▸ What needs to be done
All of the records below need to be copied exactly.

════════════════════

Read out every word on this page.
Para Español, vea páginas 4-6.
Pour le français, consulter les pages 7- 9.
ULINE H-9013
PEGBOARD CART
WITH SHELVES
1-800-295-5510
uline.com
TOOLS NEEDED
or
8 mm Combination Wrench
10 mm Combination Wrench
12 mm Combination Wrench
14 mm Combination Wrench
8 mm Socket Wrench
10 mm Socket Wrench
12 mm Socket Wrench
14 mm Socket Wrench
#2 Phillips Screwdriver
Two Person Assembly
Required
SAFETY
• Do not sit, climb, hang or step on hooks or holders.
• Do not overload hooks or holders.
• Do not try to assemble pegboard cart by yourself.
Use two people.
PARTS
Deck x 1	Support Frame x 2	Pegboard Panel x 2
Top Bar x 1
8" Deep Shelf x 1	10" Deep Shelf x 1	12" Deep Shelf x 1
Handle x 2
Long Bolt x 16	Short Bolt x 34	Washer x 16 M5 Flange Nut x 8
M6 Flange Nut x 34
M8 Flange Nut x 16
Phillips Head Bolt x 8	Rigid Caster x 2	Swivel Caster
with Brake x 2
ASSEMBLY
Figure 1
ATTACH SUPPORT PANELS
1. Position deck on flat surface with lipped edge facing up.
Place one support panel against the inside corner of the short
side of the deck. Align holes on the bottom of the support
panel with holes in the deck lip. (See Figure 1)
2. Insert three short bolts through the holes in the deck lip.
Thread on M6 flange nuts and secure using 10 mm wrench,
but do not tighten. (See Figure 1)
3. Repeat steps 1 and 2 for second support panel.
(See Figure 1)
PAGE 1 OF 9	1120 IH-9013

════════════════════

▸ Output
Read out every word on this page.
Para Español, vea páginas 4-6.
Pour le français, consulter les pages 7- 9.
ULINE H-9013
PEGBOARD CART
WITH SHELVES
1-800-295-5510
uline.com
TOOLS NEEDED
or
8 mm Combination Wrench
10 mm Combination Wrench
12 mm Combination Wrench
14 mm Combination Wrench
8 mm Socket Wrench
10 mm Socket Wrench
12 mm Socket Wrench
14 mm Socket Wrench
#2 Phillips Screwdriver
Two Person Assembly
Required
SAFETY
• Do not sit, climb, hang or step on hooks or holders.
• Do not overload hooks or holders.
• Do not try to assemble pegboard cart by yourself.
Use two people.
PARTS
Deck x 1	Support Frame x 2	Pegboard Panel x 2
Top Bar x 1
8" Deep Shelf x 1	10" Deep Shelf x 1	12" Deep Shelf x 1
Handle x 2
Long Bolt x 16	Short Bolt x 34	Washer x 16 M5 Flange Nut x 8
M6 Flange Nut x 34
M8 Flange Nut x 16
Phillips Head Bolt x 8	Rigid Caster x 2	Swivel Caster
with Brake x 2
ASSEMBLY
Figure 1
ATTACH SUPPORT PANELS
1. Position deck on flat surface with lipped edge facing up.
Place one support panel against the inside corner of the short
side of the deck. Align holes on the bottom of the support
panel with holes in the deck lip. (See Figure 1)
2. Insert three short bolts through the holes in the deck lip.
Thread on M6 flange nuts and secure using 10 mm wrench,
but do not tighten. (See Figure 1)
3. Repeat steps 1 and 2 for second support panel.
(See Figure 1)
PAGE 1 OF 9	1120 IH-9013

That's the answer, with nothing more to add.